Task to carry out » Can the data below be echoed back word for word?

Dataset excerpts »
--- --- ---

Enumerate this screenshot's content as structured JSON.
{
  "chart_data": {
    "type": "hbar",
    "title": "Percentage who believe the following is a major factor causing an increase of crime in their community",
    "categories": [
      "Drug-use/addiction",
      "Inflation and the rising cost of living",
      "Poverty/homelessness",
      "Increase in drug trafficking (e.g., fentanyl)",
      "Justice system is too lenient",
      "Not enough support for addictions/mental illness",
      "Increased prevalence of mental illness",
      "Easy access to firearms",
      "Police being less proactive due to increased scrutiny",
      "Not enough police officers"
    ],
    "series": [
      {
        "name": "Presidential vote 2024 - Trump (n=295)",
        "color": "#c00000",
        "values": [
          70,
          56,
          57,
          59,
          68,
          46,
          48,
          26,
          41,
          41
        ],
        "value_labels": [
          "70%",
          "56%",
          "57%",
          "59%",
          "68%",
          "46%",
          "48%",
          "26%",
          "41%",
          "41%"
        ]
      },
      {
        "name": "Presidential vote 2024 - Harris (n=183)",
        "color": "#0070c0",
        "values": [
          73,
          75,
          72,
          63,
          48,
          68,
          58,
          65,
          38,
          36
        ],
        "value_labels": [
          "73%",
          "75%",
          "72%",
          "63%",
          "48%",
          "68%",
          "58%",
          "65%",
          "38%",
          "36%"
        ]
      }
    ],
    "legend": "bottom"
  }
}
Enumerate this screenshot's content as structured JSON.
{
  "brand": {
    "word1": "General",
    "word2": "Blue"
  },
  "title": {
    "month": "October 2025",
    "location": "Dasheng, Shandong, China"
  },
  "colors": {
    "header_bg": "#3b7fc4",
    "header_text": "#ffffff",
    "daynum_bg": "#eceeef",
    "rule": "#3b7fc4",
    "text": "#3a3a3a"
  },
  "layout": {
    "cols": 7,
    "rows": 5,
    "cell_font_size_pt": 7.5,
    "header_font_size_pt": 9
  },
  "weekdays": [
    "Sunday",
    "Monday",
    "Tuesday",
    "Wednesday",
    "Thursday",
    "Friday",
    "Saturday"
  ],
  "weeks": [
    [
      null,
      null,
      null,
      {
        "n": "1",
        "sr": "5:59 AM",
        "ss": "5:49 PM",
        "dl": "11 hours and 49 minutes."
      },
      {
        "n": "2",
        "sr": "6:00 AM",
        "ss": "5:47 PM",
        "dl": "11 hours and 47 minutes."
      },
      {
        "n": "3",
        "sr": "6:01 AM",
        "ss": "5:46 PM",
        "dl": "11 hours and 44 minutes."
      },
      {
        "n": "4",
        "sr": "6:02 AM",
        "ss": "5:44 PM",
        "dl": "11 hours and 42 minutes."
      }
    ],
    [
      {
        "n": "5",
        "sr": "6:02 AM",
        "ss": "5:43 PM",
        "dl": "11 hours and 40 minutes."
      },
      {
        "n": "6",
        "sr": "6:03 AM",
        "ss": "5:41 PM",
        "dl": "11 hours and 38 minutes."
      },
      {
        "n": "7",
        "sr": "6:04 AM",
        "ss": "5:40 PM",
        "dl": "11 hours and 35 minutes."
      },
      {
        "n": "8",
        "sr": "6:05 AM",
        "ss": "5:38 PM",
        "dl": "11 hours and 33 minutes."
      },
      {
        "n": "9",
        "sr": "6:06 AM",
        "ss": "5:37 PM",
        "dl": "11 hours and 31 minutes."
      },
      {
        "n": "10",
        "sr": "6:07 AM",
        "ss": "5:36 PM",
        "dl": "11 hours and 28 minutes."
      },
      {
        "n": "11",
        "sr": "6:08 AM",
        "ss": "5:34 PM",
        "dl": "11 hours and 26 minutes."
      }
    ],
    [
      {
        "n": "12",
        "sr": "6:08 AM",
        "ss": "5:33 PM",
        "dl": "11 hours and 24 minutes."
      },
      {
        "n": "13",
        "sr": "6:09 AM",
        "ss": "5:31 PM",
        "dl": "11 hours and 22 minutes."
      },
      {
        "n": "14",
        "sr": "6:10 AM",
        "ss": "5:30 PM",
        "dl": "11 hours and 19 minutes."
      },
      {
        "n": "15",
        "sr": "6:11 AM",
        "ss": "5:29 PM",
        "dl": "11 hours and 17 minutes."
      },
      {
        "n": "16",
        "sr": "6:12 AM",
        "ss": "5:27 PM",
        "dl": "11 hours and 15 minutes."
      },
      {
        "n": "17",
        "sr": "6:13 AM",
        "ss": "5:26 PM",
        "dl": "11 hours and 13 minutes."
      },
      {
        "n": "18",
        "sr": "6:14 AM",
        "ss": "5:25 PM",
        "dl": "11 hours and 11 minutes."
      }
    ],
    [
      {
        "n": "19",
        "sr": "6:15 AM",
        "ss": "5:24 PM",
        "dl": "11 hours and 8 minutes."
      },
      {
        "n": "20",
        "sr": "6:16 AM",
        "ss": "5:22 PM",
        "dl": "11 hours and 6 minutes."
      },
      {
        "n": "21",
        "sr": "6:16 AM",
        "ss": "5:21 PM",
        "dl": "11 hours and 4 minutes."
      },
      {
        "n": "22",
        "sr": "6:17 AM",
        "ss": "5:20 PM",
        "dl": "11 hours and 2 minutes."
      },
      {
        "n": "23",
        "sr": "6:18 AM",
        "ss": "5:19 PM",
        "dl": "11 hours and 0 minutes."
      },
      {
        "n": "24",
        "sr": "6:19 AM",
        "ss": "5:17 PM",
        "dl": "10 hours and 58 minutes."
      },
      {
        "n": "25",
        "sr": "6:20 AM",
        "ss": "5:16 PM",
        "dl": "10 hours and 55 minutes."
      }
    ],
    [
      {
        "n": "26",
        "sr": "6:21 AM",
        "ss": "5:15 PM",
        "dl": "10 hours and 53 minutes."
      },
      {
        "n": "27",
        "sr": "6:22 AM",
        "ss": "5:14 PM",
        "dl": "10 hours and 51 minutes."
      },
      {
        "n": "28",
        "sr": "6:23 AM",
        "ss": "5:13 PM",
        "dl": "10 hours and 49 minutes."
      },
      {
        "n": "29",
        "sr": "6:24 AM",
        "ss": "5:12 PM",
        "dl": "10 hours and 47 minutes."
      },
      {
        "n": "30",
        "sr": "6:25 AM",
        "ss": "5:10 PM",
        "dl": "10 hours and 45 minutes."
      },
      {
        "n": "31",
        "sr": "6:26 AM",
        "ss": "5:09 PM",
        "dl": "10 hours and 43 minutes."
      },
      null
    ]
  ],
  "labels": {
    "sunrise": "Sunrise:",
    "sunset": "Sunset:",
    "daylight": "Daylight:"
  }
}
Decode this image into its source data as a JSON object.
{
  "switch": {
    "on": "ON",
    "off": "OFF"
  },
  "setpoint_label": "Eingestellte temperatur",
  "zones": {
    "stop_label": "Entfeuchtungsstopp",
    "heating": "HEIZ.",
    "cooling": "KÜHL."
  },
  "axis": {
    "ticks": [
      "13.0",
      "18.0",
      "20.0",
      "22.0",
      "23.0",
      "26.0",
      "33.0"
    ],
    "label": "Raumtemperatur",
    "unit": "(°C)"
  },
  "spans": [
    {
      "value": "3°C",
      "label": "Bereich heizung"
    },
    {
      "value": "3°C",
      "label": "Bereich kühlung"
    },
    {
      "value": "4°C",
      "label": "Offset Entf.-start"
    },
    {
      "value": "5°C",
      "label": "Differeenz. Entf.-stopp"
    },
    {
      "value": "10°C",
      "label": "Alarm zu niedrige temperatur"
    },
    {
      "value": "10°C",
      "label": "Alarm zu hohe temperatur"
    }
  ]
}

--- --- ---

Exercise output »
Enumerate this screenshot's content as structured JSON.
{
  "chart_data": {
    "type": "hbar",
    "title": "Percentage who believe the following is a major factor causing an increase of crime in their community",
    "categories": [
      "Drug-use/addiction",
      "Inflation and the rising cost of living",
      "Poverty/homelessness",
      "Increase in drug trafficking (e.g., fentanyl)",
      "Justice system is too lenient",
      "Not enough support for addictions/mental illness",
      "Increased prevalence of mental illness",
      "Easy access to firearms",
      "Police being less proactive due to increased scrutiny",
      "Not enough police officers"
    ],
    "series": [
      {
        "name": "Presidential vote 2024 - Trump (n=295)",
        "color": "#c00000",
        "values": [
          70,
          56,
          57,
          59,
          68,
          46,
          48,
          26,
          41,
          41
        ],
        "value_labels": [
          "70%",
          "56%",
          "57%",
          "59%",
          "68%",
          "46%",
          "48%",
          "26%",
          "41%",
          "41%"
        ]
      },
      {
        "name": "Presidential vote 2024 - Harris (n=183)",
        "color": "#0070c0",
        "values": [
          73,
          75,
          72,
          63,
          48,
          68,
          58,
          65,
          38,
          36
        ],
        "value_labels": [
          "73%",
          "75%",
          "72%",
          "63%",
          "48%",
          "68%",
          "58%",
          "65%",
          "38%",
          "36%"
        ]
      }
    ],
    "legend": "bottom"
  }
}
Enumerate this screenshot's content as structured JSON.
{
  "brand": {
    "word1": "General",
    "word2": "Blue"
  },
  "title": {
    "month": "October 2025",
    "location": "Dasheng, Shandong, China"
  },
  "colors": {
    "header_bg": "#3b7fc4",
    "header_text": "#ffffff",
    "daynum_bg": "#eceeef",
    "rule": "#3b7fc4",
    "text": "#3a3a3a"
  },
  "layout": {
    "cols": 7,
    "rows": 5,
    "cell_font_size_pt": 7.5,
    "header_font_size_pt": 9
  },
  "weekdays": [
    "Sunday",
    "Monday",
    "Tuesday",
    "Wednesday",
    "Thursday",
    "Friday",
    "Saturday"
  ],
  "weeks": [
    [
      null,
      null,
      null,
      {
        "n": "1",
        "sr": "5:59 AM",
        "ss": "5:49 PM",
        "dl": "11 hours and 49 minutes."
      },
      {
        "n": "2",
        "sr": "6:00 AM",
        "ss": "5:47 PM",
        "dl": "11 hours and 47 minutes."
      },
      {
        "n": "3",
        "sr": "6:01 AM",
        "ss": "5:46 PM",
        "dl": "11 hours and 44 minutes."
      },
      {
        "n": "4",
        "sr": "6:02 AM",
        "ss": "5:44 PM",
        "dl": "11 hours and 42 minutes."
      }
    ],
    [
      {
        "n": "5",
        "sr": "6:02 AM",
        "ss": "5:43 PM",
        "dl": "11 hours and 40 minutes."
      },
      {
        "n": "6",
        "sr": "6:03 AM",
        "ss": "5:41 PM",
        "dl": "11 hours and 38 minutes."
      },
      {
        "n": "7",
        "sr": "6:04 AM",
        "ss": "5:40 PM",
        "dl": "11 hours and 35 minutes."
      },
      {
        "n": "8",
        "sr": "6:05 AM",
        "ss": "5:38 PM",
        "dl": "11 hours and 33 minutes."
      },
      {
        "n": "9",
        "sr": "6:06 AM",
        "ss": "5:37 PM",
        "dl": "11 hours and 31 minutes."
      },
      {
        "n": "10",
        "sr": "6:07 AM",
        "ss": "5:36 PM",
        "dl": "11 hours and 28 minutes."
      },
      {
        "n": "11",
        "sr": "6:08 AM",
        "ss": "5:34 PM",
        "dl": "11 hours and 26 minutes."
      }
    ],
    [
      {
        "n": "12",
        "sr": "6:08 AM",
        "ss": "5:33 PM",
        "dl": "11 hours and 24 minutes."
      },
      {
        "n": "13",
        "sr": "6:09 AM",
        "ss": "5:31 PM",
        "dl": "11 hours and 22 minutes."
      },
      {
        "n": "14",
        "sr": "6:10 AM",
        "ss": "5:30 PM",
        "dl": "11 hours and 19 minutes."
      },
      {
        "n": "15",
        "sr": "6:11 AM",
        "ss": "5:29 PM",
        "dl": "11 hours and 17 minutes."
      },
      {
        "n": "16",
        "sr": "6:12 AM",
        "ss": "5:27 PM",
        "dl": "11 hours and 15 minutes."
      },
      {
        "n": "17",
        "sr": "6:13 AM",
        "ss": "5:26 PM",
        "dl": "11 hours and 13 minutes."
      },
      {
        "n": "18",
        "sr": "6:14 AM",
        "ss": "5:25 PM",
        "dl": "11 hours and 11 minutes."
      }
    ],
    [
      {
        "n": "19",
        "sr": "6:15 AM",
        "ss": "5:24 PM",
        "dl": "11 hours and 8 minutes."
      },
      {
        "n": "20",
        "sr": "6:16 AM",
        "ss": "5:22 PM",
        "dl": "11 hours and 6 minutes."
      },
      {
        "n": "21",
        "sr": "6:16 AM",
        "ss": "5:21 PM",
        "dl": "11 hours and 4 minutes."
      },
      {
        "n": "22",
        "sr": "6:17 AM",
        "ss": "5:20 PM",
        "dl": "11 hours and 2 minutes."
      },
      {
        "n": "23",
        "sr": "6:18 AM",
        "ss": "5:19 PM",
        "dl": "11 hours and 0 minutes."
      },
      {
        "n": "24",
        "sr": "6:19 AM",
        "ss": "5:17 PM",
        "dl": "10 hours and 58 minutes."
      },
      {
        "n": "25",
        "sr": "6:20 AM",
        "ss": "5:16 PM",
        "dl": "10 hours and 55 minutes."
      }
    ],
    [
      {
        "n": "26",
        "sr": "6:21 AM",
        "ss": "5:15 PM",
        "dl": "10 hours and 53 minutes."
      },
      {
        "n": "27",
        "sr": "6:22 AM",
        "ss": "5:14 PM",
        "dl": "10 hours and 51 minutes."
      },
      {
        "n": "28",
        "sr": "6:23 AM",
        "ss": "5:13 PM",
        "dl": "10 hours and 49 minutes."
      },
      {
        "n": "29",
        "sr": "6:24 AM",
        "ss": "5:12 PM",
        "dl": "10 hours and 47 minutes."
      },
      {
        "n": "30",
        "sr": "6:25 AM",
        "ss": "5:10 PM",
        "dl": "10 hours and 45 minutes."
      },
      {
        "n": "31",
        "sr": "6:26 AM",
        "ss": "5:09 PM",
        "dl": "10 hours and 43 minutes."
      },
      null
    ]
  ],
  "labels": {
    "sunrise": "Sunrise:",
    "sunset": "Sunset:",
    "daylight": "Daylight:"
  }
}
Decode this image into its source data as a JSON object.
{
  "switch": {
    "on": "ON",
    "off": "OFF"
  },
  "setpoint_label": "Eingestellte temperatur",
  "zones": {
    "stop_label": "Entfeuchtungsstopp",
    "heating": "HEIZ.",
    "cooling": "KÜHL."
  },
  "axis": {
    "ticks": [
      "13.0",
      "18.0",
      "20.0",
      "22.0",
      "23.0",
      "26.0",
      "33.0"
    ],
    "label": "Raumtemperatur",
    "unit": "(°C)"
  },
  "spans": [
    {
      "value": "3°C",
      "label": "Bereich heizung"
    },
    {
      "value": "3°C",
      "label": "Bereich kühlung"
    },
    {
      "value": "4°C",
      "label": "Offset Entf.-start"
    },
    {
      "value": "5°C",
      "label": "Differeenz. Entf.-stopp"
    },
    {
      "value": "10°C",
      "label": "Alarm zu niedrige temperatur"
    },
    {
      "value": "10°C",
      "label": "Alarm zu hohe temperatur"
    }
  ]
}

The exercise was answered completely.